Dataset excerpts
━━━━━━━━━━━━━━━━

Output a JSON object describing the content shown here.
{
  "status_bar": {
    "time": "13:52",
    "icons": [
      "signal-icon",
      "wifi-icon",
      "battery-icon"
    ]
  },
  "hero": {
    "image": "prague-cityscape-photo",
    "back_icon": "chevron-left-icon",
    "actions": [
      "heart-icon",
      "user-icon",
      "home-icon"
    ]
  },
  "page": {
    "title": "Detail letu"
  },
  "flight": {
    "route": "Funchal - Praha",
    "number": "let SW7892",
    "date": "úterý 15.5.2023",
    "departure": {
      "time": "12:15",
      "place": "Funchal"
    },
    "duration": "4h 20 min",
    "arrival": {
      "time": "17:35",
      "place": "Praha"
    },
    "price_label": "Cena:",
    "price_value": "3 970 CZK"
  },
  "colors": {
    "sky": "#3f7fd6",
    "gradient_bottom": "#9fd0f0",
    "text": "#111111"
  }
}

━━━━━━━━━━━━━━━━

- Task to carry out
Set down each entry again, unchanged.

- Completed exercise
Output a JSON object describing the content shown here.
{
  "status_bar": {
    "time": "13:52",
    "icons": [
      "signal-icon",
      "wifi-icon",
      "battery-icon"
    ]
  },
  "hero": {
    "image": "prague-cityscape-photo",
    "back_icon": "chevron-left-icon",
    "actions": [
      "heart-icon",
      "user-icon",
      "home-icon"
    ]
  },
  "page": {
    "title": "Detail letu"
  },
  "flight": {
    "route": "Funchal - Praha",
    "number": "let SW7892",
    "date": "úterý 15.5.2023",
    "departure": {
      "time": "12:15",
      "place": "Funchal"
    },
    "duration": "4h 20 min",
    "arrival": {
      "time": "17:35",
      "place": "Praha"
    },
    "price_label": "Cena:",
    "price_value": "3 970 CZK"
  },
  "colors": {
    "sky": "#3f7fd6",
    "gradient_bottom": "#9fd0f0",
    "text": "#111111"
  }
}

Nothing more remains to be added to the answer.